(Records contained in a dataset)
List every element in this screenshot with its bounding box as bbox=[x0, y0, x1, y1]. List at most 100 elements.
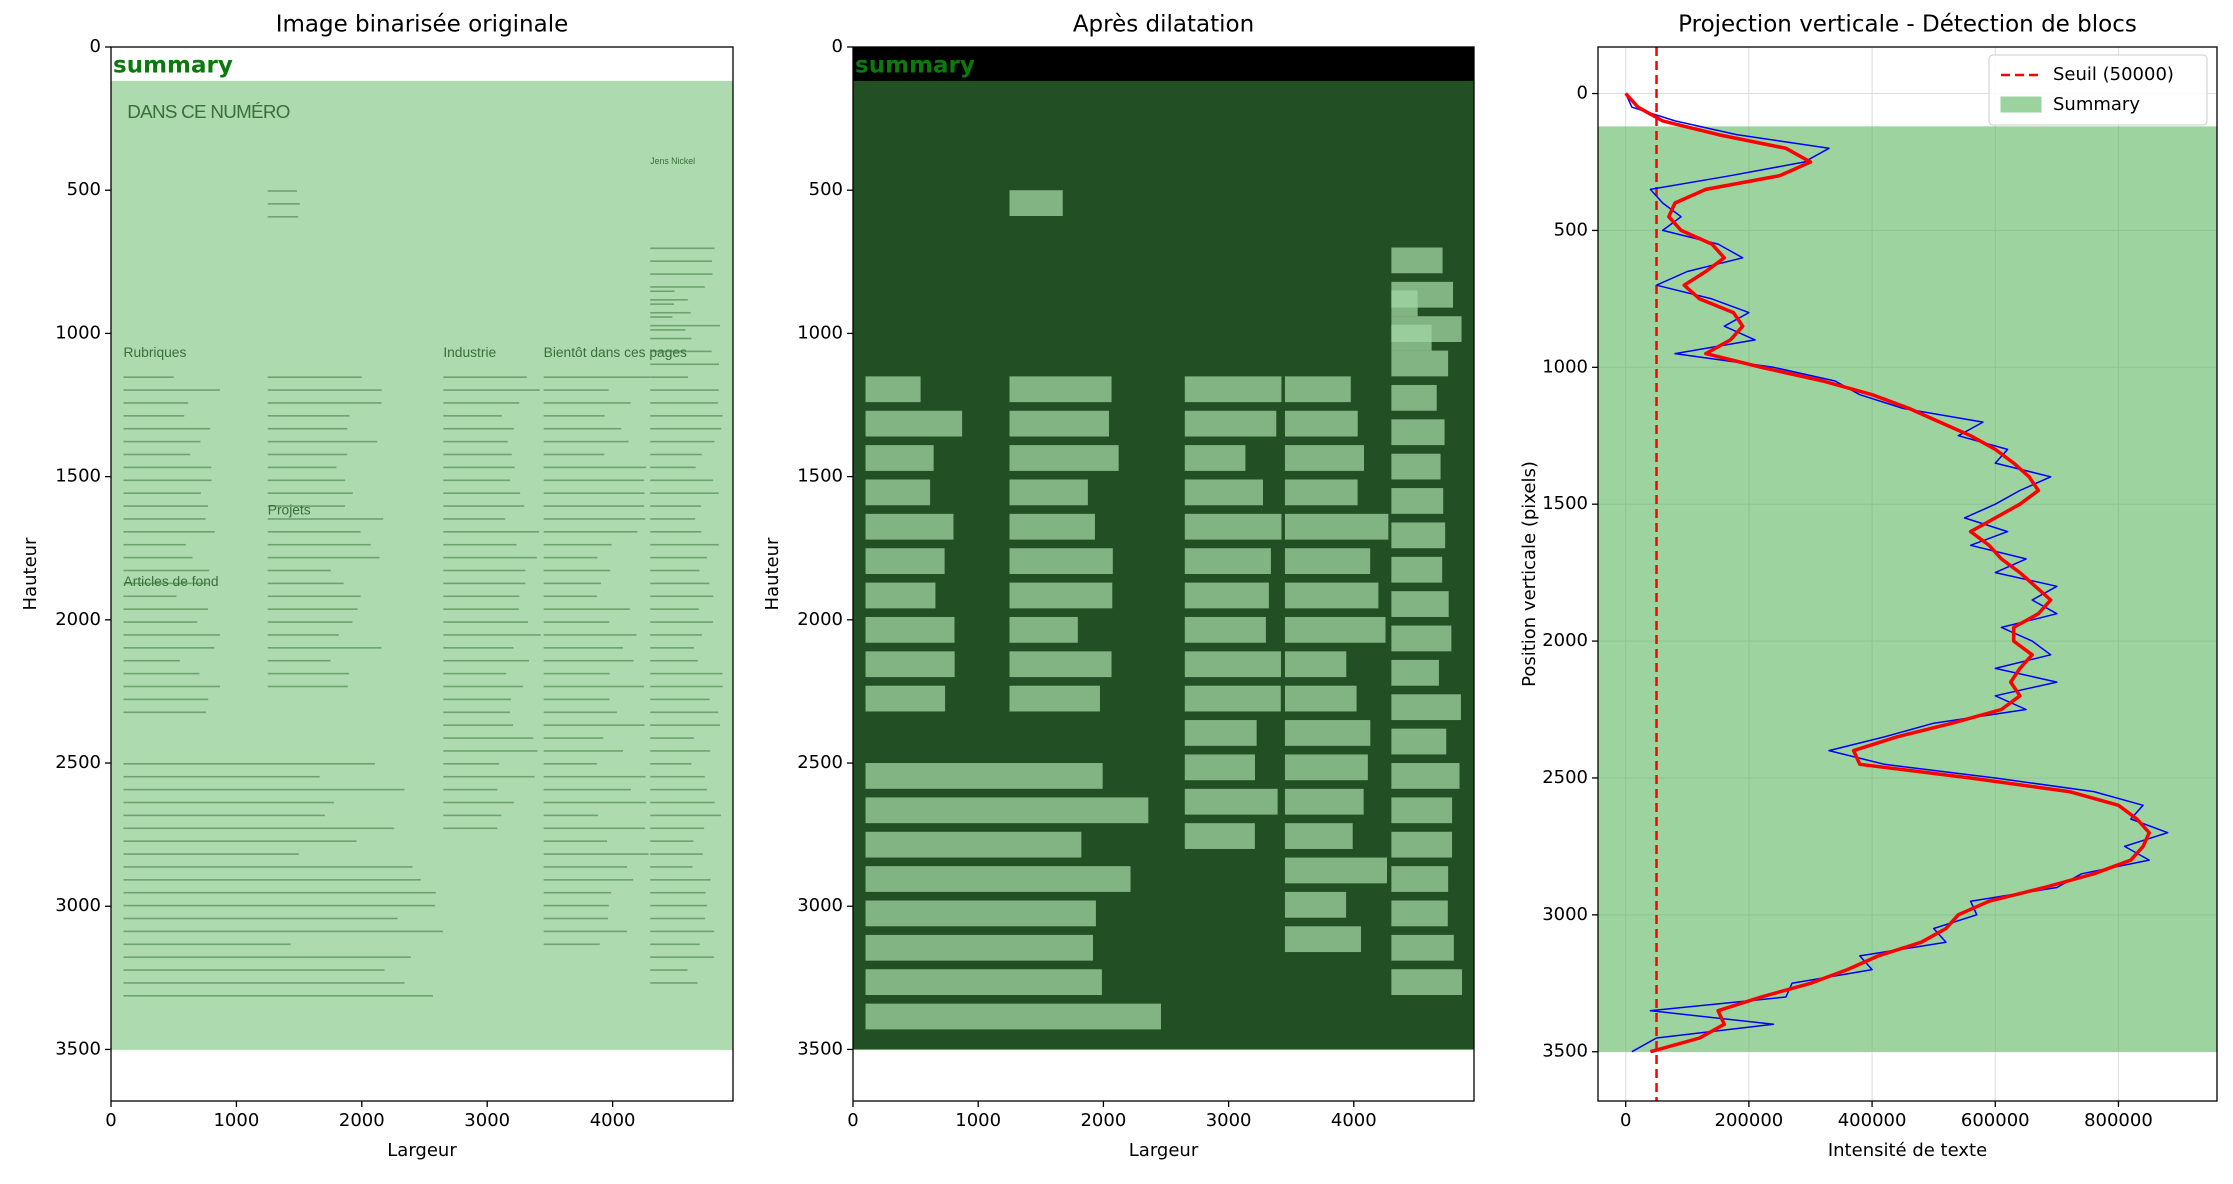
text-line bbox=[543, 505, 645, 507]
image-text: Bientôt dans ces pages bbox=[544, 345, 687, 360]
text-line bbox=[123, 685, 221, 688]
image-text: DANS CE NUMÉRO bbox=[127, 101, 290, 122]
text-line bbox=[443, 479, 511, 482]
text-line bbox=[443, 453, 512, 456]
text-line bbox=[650, 891, 706, 894]
dilated-block bbox=[865, 582, 936, 609]
text-line bbox=[650, 866, 693, 868]
dilated-block bbox=[865, 479, 931, 506]
dilated-block bbox=[1284, 651, 1347, 678]
text-line bbox=[123, 853, 299, 855]
y-tick-label: 0 bbox=[90, 36, 101, 57]
text-line bbox=[650, 685, 723, 688]
text-line bbox=[650, 608, 699, 610]
dilated-block bbox=[1184, 479, 1263, 506]
dilated-block bbox=[1009, 410, 1109, 437]
text-line bbox=[543, 518, 646, 520]
x-tick-label: 800000 bbox=[2084, 1110, 2153, 1131]
text-line bbox=[650, 415, 723, 417]
dilated-block bbox=[1284, 891, 1347, 918]
text-line bbox=[543, 543, 612, 546]
text-line bbox=[267, 427, 348, 430]
text-line bbox=[543, 453, 605, 456]
text-line bbox=[267, 634, 339, 636]
text-line bbox=[650, 827, 705, 830]
x-axis-label: Intensité de texte bbox=[1828, 1140, 1987, 1161]
text-line bbox=[650, 595, 714, 598]
dilated-block bbox=[1391, 900, 1448, 927]
span-label: summary bbox=[855, 53, 975, 79]
legend-swatch bbox=[2000, 96, 2042, 113]
text-line bbox=[443, 569, 526, 572]
text-line bbox=[443, 814, 502, 817]
y-tick-label: 1000 bbox=[55, 322, 101, 343]
text-line bbox=[267, 608, 358, 610]
text-line bbox=[650, 763, 692, 765]
text-line bbox=[543, 531, 638, 533]
summary-span bbox=[853, 80, 1474, 1050]
text-line bbox=[650, 775, 705, 778]
text-line bbox=[443, 621, 529, 623]
text-line bbox=[123, 917, 398, 920]
text-line bbox=[650, 621, 713, 623]
text-line bbox=[443, 389, 540, 391]
text-line bbox=[443, 634, 541, 636]
dilated-block bbox=[1009, 582, 1113, 609]
x-axis-label: Largeur bbox=[1129, 1140, 1199, 1161]
x-tick-label: 0 bbox=[105, 1110, 116, 1131]
text-line bbox=[543, 427, 622, 430]
y-tick-label: 2500 bbox=[797, 752, 843, 773]
text-line bbox=[443, 647, 514, 649]
x-tick-label: 1000 bbox=[213, 1110, 259, 1131]
text-line bbox=[543, 737, 604, 739]
dilated-block bbox=[1391, 488, 1444, 514]
text-line bbox=[123, 389, 220, 391]
image-text: Articles de fond bbox=[124, 574, 219, 589]
text-line bbox=[650, 453, 702, 456]
image-background bbox=[111, 47, 733, 1050]
y-tick-label: 500 bbox=[809, 179, 843, 200]
y-tick-label: 3000 bbox=[797, 895, 843, 916]
dilated-block bbox=[1284, 376, 1351, 403]
text-line bbox=[650, 316, 673, 318]
text-line bbox=[267, 479, 346, 482]
text-line bbox=[650, 582, 710, 585]
chart-title: Projection verticale - Détection de bloc… bbox=[1678, 12, 2137, 38]
text-line bbox=[267, 389, 382, 391]
text-line bbox=[650, 982, 698, 984]
y-tick-label: 2500 bbox=[55, 752, 101, 773]
text-line bbox=[650, 917, 706, 920]
dilated-block bbox=[1391, 728, 1447, 755]
text-line bbox=[543, 647, 624, 649]
text-line bbox=[267, 415, 350, 417]
text-line bbox=[543, 415, 605, 417]
y-tick-label: 1000 bbox=[797, 322, 843, 343]
dilated-block bbox=[865, 376, 921, 403]
y-tick-label: 2000 bbox=[1542, 630, 1588, 651]
y-tick-label: 1500 bbox=[55, 466, 101, 487]
text-line bbox=[443, 505, 525, 507]
dilated-block bbox=[865, 831, 1082, 858]
dilated-block bbox=[1284, 788, 1364, 815]
text-line bbox=[543, 479, 645, 482]
text-line bbox=[123, 647, 215, 649]
text-line bbox=[543, 866, 628, 868]
image-text: Rubriques bbox=[124, 345, 187, 360]
dilated-block bbox=[865, 763, 1103, 789]
x-tick-label: 4000 bbox=[1331, 1110, 1377, 1131]
text-line bbox=[123, 995, 433, 997]
text-line bbox=[650, 569, 700, 572]
dilated-block bbox=[1009, 548, 1113, 574]
text-line bbox=[543, 788, 631, 791]
text-line bbox=[543, 943, 600, 946]
text-line bbox=[267, 518, 384, 520]
y-tick-label: 0 bbox=[1577, 83, 1588, 104]
span-label: summary bbox=[113, 53, 233, 79]
dilated-block bbox=[1391, 625, 1452, 652]
dilated-block bbox=[1184, 788, 1278, 815]
y-tick-label: 500 bbox=[67, 179, 101, 200]
dilated-block bbox=[1391, 969, 1463, 996]
text-line bbox=[650, 531, 702, 533]
plot-area bbox=[1598, 47, 2217, 1101]
y-tick-label: 500 bbox=[1554, 219, 1588, 240]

Task to carry out
Pick out every line of the entries above that contains the string "span", and copy each one in full.

Completed exercise
span-label: summary bbox=[855, 53, 975, 79]
summary-span bbox=[853, 80, 1474, 1050]
span-label: summary bbox=[113, 53, 233, 79]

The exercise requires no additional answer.